[Your task]
Output all the entries word for word. Omit the pictures.

<<<<

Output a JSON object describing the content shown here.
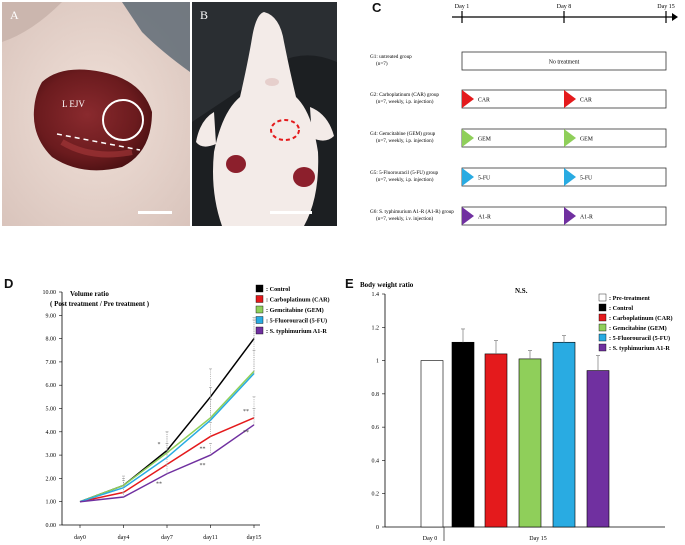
{
  "panels": {
    "a": {
      "letter": "A",
      "label": "L EJV"
    },
    "b": {
      "letter": "B"
    },
    "c": {
      "letter": "C"
    },
    "d": {
      "letter": "D"
    },
    "e": {
      "letter": "E"
    }
  },
  "timeline": {
    "days": [
      "Day 1",
      "Day 8",
      "Day 15"
    ],
    "groups": [
      {
        "title": "G1: untreated group",
        "detail": "(n=7)",
        "mode": "bar",
        "text": "No treatment",
        "color": "#ffffff"
      },
      {
        "title": "G2: Carboplatinum (CAR) group",
        "detail": "(n=7, weekly, i.p. injection)",
        "mode": "marks",
        "text": "CAR",
        "color": "#e41a1c"
      },
      {
        "title": "G4: Gemcitabine (GEM) group",
        "detail": "(n=7, weekly, i.p. injection)",
        "mode": "marks",
        "text": "GEM",
        "color": "#8fcf5a"
      },
      {
        "title": "G5: 5-Fluorouracil (5-FU) group",
        "detail": "(n=7, weekly, i.p. injection)",
        "mode": "marks",
        "text": "5-FU",
        "color": "#29abe2"
      },
      {
        "title": "G6: S. typhimurium A1-R (A1-R) group",
        "detail": "(n=7, weekly, i.v. injection)",
        "mode": "marks",
        "text": "A1-R",
        "color": "#7030a0"
      }
    ]
  },
  "chart_data": [
    {
      "type": "line",
      "title": "Volume ratio",
      "subtitle": "( Post treatment / Pre treatment )",
      "categories": [
        "day0",
        "day4",
        "day7",
        "day11",
        "day15"
      ],
      "ylim": [
        0,
        10
      ],
      "ytick_labels": [
        "0.00",
        "1.00",
        "2.00",
        "3.00",
        "4.00",
        "5.00",
        "6.00",
        "7.00",
        "8.00",
        "9.00",
        "10.00"
      ],
      "legend_position": "top-right",
      "series": [
        {
          "name": ": Control",
          "color": "#000000",
          "values": [
            1.0,
            1.7,
            3.2,
            5.5,
            8.0
          ],
          "errors": [
            0,
            0.4,
            0.8,
            1.2,
            0.9
          ]
        },
        {
          "name": ": Carboplatinum (CAR)",
          "color": "#e41a1c",
          "values": [
            1.0,
            1.4,
            2.6,
            3.8,
            4.6
          ],
          "errors": [
            0,
            0.3,
            0.5,
            0.6,
            0.9
          ]
        },
        {
          "name": ": Gemcitabine (GEM)",
          "color": "#8fcf5a",
          "values": [
            1.0,
            1.7,
            3.1,
            4.6,
            6.6
          ],
          "errors": [
            0,
            0.3,
            0.9,
            1.3,
            2.2
          ]
        },
        {
          "name": ": 5-Fluorouracil (5-FU)",
          "color": "#29abe2",
          "values": [
            1.0,
            1.6,
            2.9,
            4.5,
            6.5
          ],
          "errors": [
            0,
            0.3,
            0.6,
            0.9,
            1.0
          ]
        },
        {
          "name": ": S. typhimurium A1-R",
          "color": "#7030a0",
          "values": [
            1.0,
            1.2,
            2.2,
            3.0,
            4.3
          ],
          "errors": [
            0,
            0.2,
            0.4,
            0.5,
            0.7
          ]
        }
      ],
      "annotations": [
        {
          "text": "*",
          "x": "day7",
          "y": 3.4
        },
        {
          "text": "**",
          "x": "day7",
          "y": 1.7
        },
        {
          "text": "**",
          "x": "day11",
          "y": 3.2
        },
        {
          "text": "**",
          "x": "day11",
          "y": 2.5
        },
        {
          "text": "**",
          "x": "day15",
          "y": 4.8
        },
        {
          "text": "**",
          "x": "day15",
          "y": 3.9
        }
      ]
    },
    {
      "type": "bar",
      "title": "Body weight ratio",
      "annotation": "N.S.",
      "ylim": [
        0,
        1.4
      ],
      "ytick_labels": [
        "0",
        "0.2",
        "0.4",
        "0.6",
        "0.8",
        "1",
        "1.2",
        "1.4"
      ],
      "xlabels": [
        "Day 0",
        "Day 15"
      ],
      "legend_position": "top-right",
      "bars": [
        {
          "name": ": Pre-treatment",
          "color": "#ffffff",
          "value": 1.0,
          "error": 0
        },
        {
          "name": ": Control",
          "color": "#000000",
          "value": 1.11,
          "error": 0.08
        },
        {
          "name": ": Carboplatinum (CAR)",
          "color": "#e41a1c",
          "value": 1.04,
          "error": 0.08
        },
        {
          "name": ": Gemcitabine (GEM)",
          "color": "#8fcf5a",
          "value": 1.01,
          "error": 0.05
        },
        {
          "name": ": 5-Fluorouracil (5-FU)",
          "color": "#29abe2",
          "value": 1.11,
          "error": 0.04
        },
        {
          "name": ": S. typhimurium A1-R",
          "color": "#7030a0",
          "value": 0.94,
          "error": 0.09
        }
      ]
    }
  ]
}
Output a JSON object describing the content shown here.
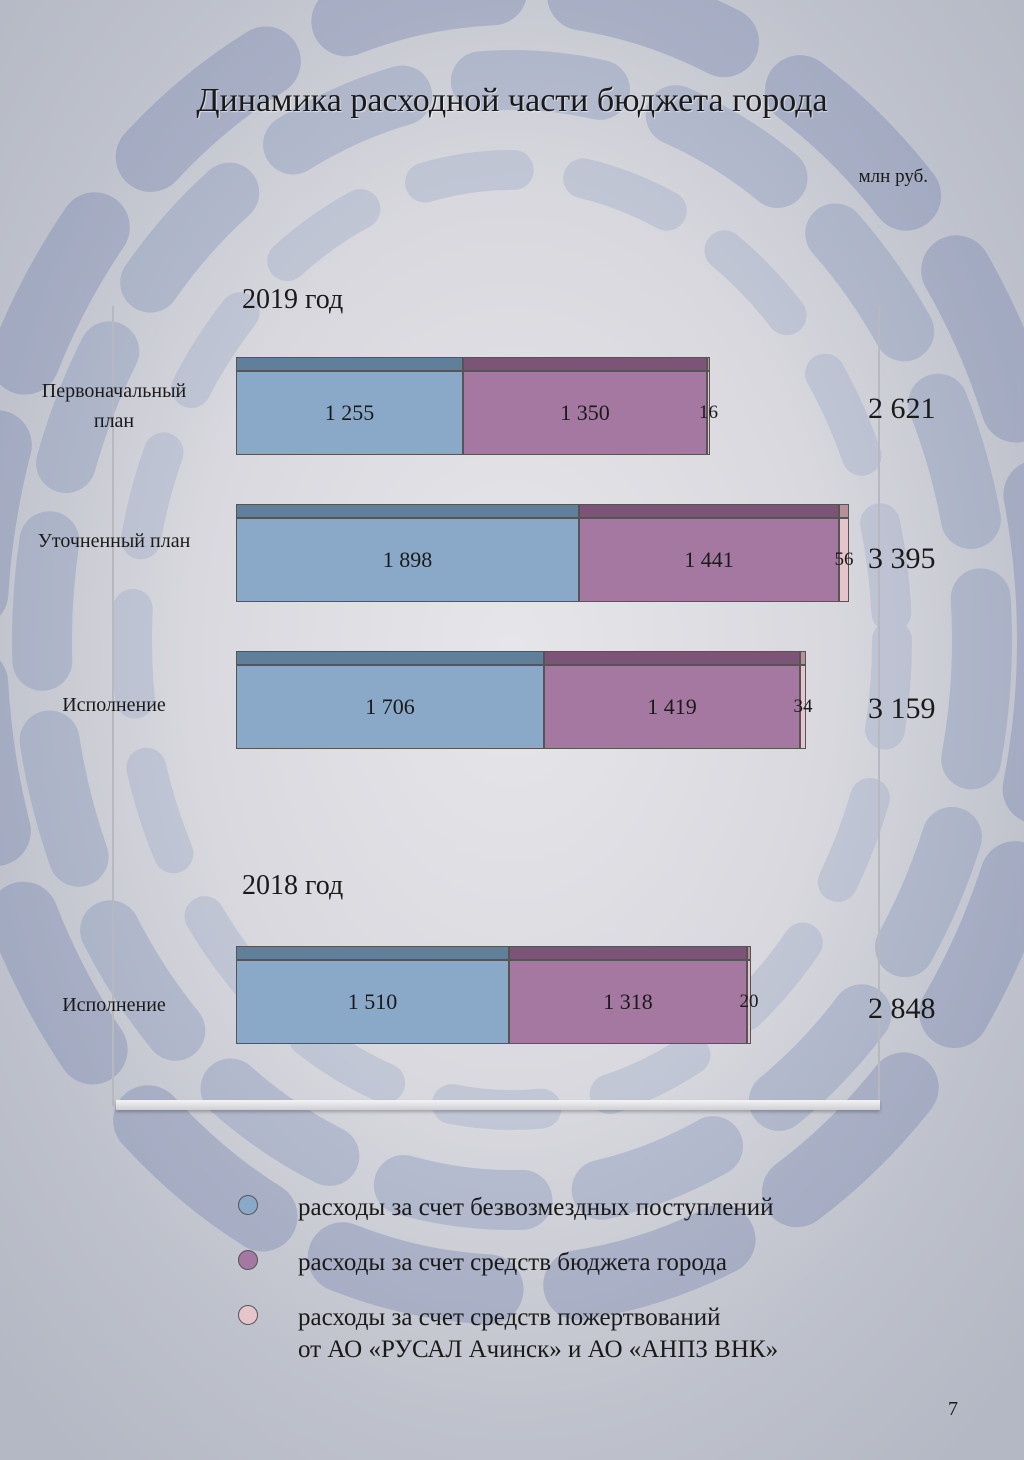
{
  "title": "Динамика расходной части бюджета города",
  "units": "млн руб.",
  "page_number": "7",
  "colors": {
    "gratuitous": "#8aa8c8",
    "gratuitous_top": "#5f7f9a",
    "city_budget": "#a478a0",
    "city_budget_top": "#7c5478",
    "donations": "#e6c4cc",
    "donations_top": "#b89098"
  },
  "chart_data": {
    "type": "bar",
    "orientation": "horizontal",
    "stacked": true,
    "groups": [
      {
        "label": "2019 год",
        "categories": [
          "Первоначальный план",
          "Уточненный план",
          "Исполнение"
        ],
        "totals": [
          "2 621",
          "3 395",
          "3 159"
        ]
      },
      {
        "label": "2018 год",
        "categories": [
          "Исполнение"
        ],
        "totals": [
          "2 848"
        ]
      }
    ],
    "series": [
      {
        "name": "расходы за счет безвозмездных поступлений",
        "key": "gratuitous",
        "values": [
          1255,
          1898,
          1706,
          1510
        ],
        "labels": [
          "1 255",
          "1 898",
          "1 706",
          "1 510"
        ]
      },
      {
        "name": "расходы за счет средств бюджета города",
        "key": "city_budget",
        "values": [
          1350,
          1441,
          1419,
          1318
        ],
        "labels": [
          "1 350",
          "1 441",
          "1 419",
          "1 318"
        ]
      },
      {
        "name": "расходы за счет средств пожертвований\nот АО «РУСАЛ Ачинск» и АО «АНПЗ ВНК»",
        "key": "donations",
        "values": [
          16,
          56,
          34,
          20
        ],
        "labels": [
          "16",
          "56",
          "34",
          "20"
        ]
      }
    ],
    "legend_position": "bottom",
    "grid": false
  }
}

>>>>

[Full answer]
Output a JSON object describing the content shown here.
{
  "panels": {
    "a": {
      "letter": "A",
      "label": "L EJV"
    },
    "b": {
      "letter": "B"
    },
    "c": {
      "letter": "C"
    },
    "d": {
      "letter": "D"
    },
    "e": {
      "letter": "E"
    }
  },
  "timeline": {
    "days": [
      "Day 1",
      "Day 8",
      "Day 15"
    ],
    "groups": [
      {
        "title": "G1: untreated group",
        "detail": "(n=7)",
        "mode": "bar",
        "text": "No treatment",
        "color": "#ffffff"
      },
      {
        "title": "G2: Carboplatinum (CAR) group",
        "detail": "(n=7, weekly, i.p. injection)",
        "mode": "marks",
        "text": "CAR",
        "color": "#e41a1c"
      },
      {
        "title": "G4: Gemcitabine (GEM) group",
        "detail": "(n=7, weekly, i.p. injection)",
        "mode": "marks",
        "text": "GEM",
        "color": "#8fcf5a"
      },
      {
        "title": "G5: 5-Fluorouracil (5-FU) group",
        "detail": "(n=7, weekly, i.p. injection)",
        "mode": "marks",
        "text": "5-FU",
        "color": "#29abe2"
      },
      {
        "title": "G6: S. typhimurium A1-R (A1-R) group",
        "detail": "(n=7, weekly, i.v. injection)",
        "mode": "marks",
        "text": "A1-R",
        "color": "#7030a0"
      }
    ]
  },
  "chart_data": [
    {
      "type": "line",
      "title": "Volume ratio",
      "subtitle": "( Post treatment / Pre treatment )",
      "categories": [
        "day0",
        "day4",
        "day7",
        "day11",
        "day15"
      ],
      "ylim": [
        0,
        10
      ],
      "ytick_labels": [
        "0.00",
        "1.00",
        "2.00",
        "3.00",
        "4.00",
        "5.00",
        "6.00",
        "7.00",
        "8.00",
        "9.00",
        "10.00"
      ],
      "legend_position": "top-right",
      "series": [
        {
          "name": ": Control",
          "color": "#000000",
          "values": [
            1.0,
            1.7,
            3.2,
            5.5,
            8.0
          ],
          "errors": [
            0,
            0.4,
            0.8,
            1.2,
            0.9
          ]
        },
        {
          "name": ": Carboplatinum (CAR)",
          "color": "#e41a1c",
          "values": [
            1.0,
            1.4,
            2.6,
            3.8,
            4.6
          ],
          "errors": [
            0,
            0.3,
            0.5,
            0.6,
            0.9
          ]
        },
        {
          "name": ": Gemcitabine (GEM)",
          "color": "#8fcf5a",
          "values": [
            1.0,
            1.7,
            3.1,
            4.6,
            6.6
          ],
          "errors": [
            0,
            0.3,
            0.9,
            1.3,
            2.2
          ]
        },
        {
          "name": ": 5-Fluorouracil (5-FU)",
          "color": "#29abe2",
          "values": [
            1.0,
            1.6,
            2.9,
            4.5,
            6.5
          ],
          "errors": [
            0,
            0.3,
            0.6,
            0.9,
            1.0
          ]
        },
        {
          "name": ": S. typhimurium A1-R",
          "color": "#7030a0",
          "values": [
            1.0,
            1.2,
            2.2,
            3.0,
            4.3
          ],
          "errors": [
            0,
            0.2,
            0.4,
            0.5,
            0.7
          ]
        }
      ],
      "annotations": [
        {
          "text": "*",
          "x": "day7",
          "y": 3.4
        },
        {
          "text": "**",
          "x": "day7",
          "y": 1.7
        },
        {
          "text": "**",
          "x": "day11",
          "y": 3.2
        },
        {
          "text": "**",
          "x": "day11",
          "y": 2.5
        },
        {
          "text": "**",
          "x": "day15",
          "y": 4.8
        },
        {
          "text": "**",
          "x": "day15",
          "y": 3.9
        }
      ]
    },
    {
      "type": "bar",
      "title": "Body weight ratio",
      "annotation": "N.S.",
      "ylim": [
        0,
        1.4
      ],
      "ytick_labels": [
        "0",
        "0.2",
        "0.4",
        "0.6",
        "0.8",
        "1",
        "1.2",
        "1.4"
      ],
      "xlabels": [
        "Day 0",
        "Day 15"
      ],
      "legend_position": "top-right",
      "bars": [
        {
          "name": ": Pre-treatment",
          "color": "#ffffff",
          "value": 1.0,
          "error": 0
        },
        {
          "name": ": Control",
          "color": "#000000",
          "value": 1.11,
          "error": 0.08
        },
        {
          "name": ": Carboplatinum (CAR)",
          "color": "#e41a1c",
          "value": 1.04,
          "error": 0.08
        },
        {
          "name": ": Gemcitabine (GEM)",
          "color": "#8fcf5a",
          "value": 1.01,
          "error": 0.05
        },
        {
          "name": ": 5-Fluorouracil (5-FU)",
          "color": "#29abe2",
          "value": 1.11,
          "error": 0.04
        },
        {
          "name": ": S. typhimurium A1-R",
          "color": "#7030a0",
          "value": 0.94,
          "error": 0.09
        }
      ]
    }
  ]
}
Output a JSON object describing the content shown here.
{
  "title": "Динамика расходной части бюджета города",
  "units": "млн руб.",
  "page_number": "7",
  "colors": {
    "gratuitous": "#8aa8c8",
    "gratuitous_top": "#5f7f9a",
    "city_budget": "#a478a0",
    "city_budget_top": "#7c5478",
    "donations": "#e6c4cc",
    "donations_top": "#b89098"
  },
  "chart_data": {
    "type": "bar",
    "orientation": "horizontal",
    "stacked": true,
    "groups": [
      {
        "label": "2019 год",
        "categories": [
          "Первоначальный план",
          "Уточненный план",
          "Исполнение"
        ],
        "totals": [
          "2 621",
          "3 395",
          "3 159"
        ]
      },
      {
        "label": "2018 год",
        "categories": [
          "Исполнение"
        ],
        "totals": [
          "2 848"
        ]
      }
    ],
    "series": [
      {
        "name": "расходы за счет безвозмездных поступлений",
        "key": "gratuitous",
        "values": [
          1255,
          1898,
          1706,
          1510
        ],
        "labels": [
          "1 255",
          "1 898",
          "1 706",
          "1 510"
        ]
      },
      {
        "name": "расходы за счет средств бюджета города",
        "key": "city_budget",
        "values": [
          1350,
          1441,
          1419,
          1318
        ],
        "labels": [
          "1 350",
          "1 441",
          "1 419",
          "1 318"
        ]
      },
      {
        "name": "расходы за счет средств пожертвований\nот АО «РУСАЛ Ачинск» и АО «АНПЗ ВНК»",
        "key": "donations",
        "values": [
          16,
          56,
          34,
          20
        ],
        "labels": [
          "16",
          "56",
          "34",
          "20"
        ]
      }
    ],
    "legend_position": "bottom",
    "grid": false
  }
}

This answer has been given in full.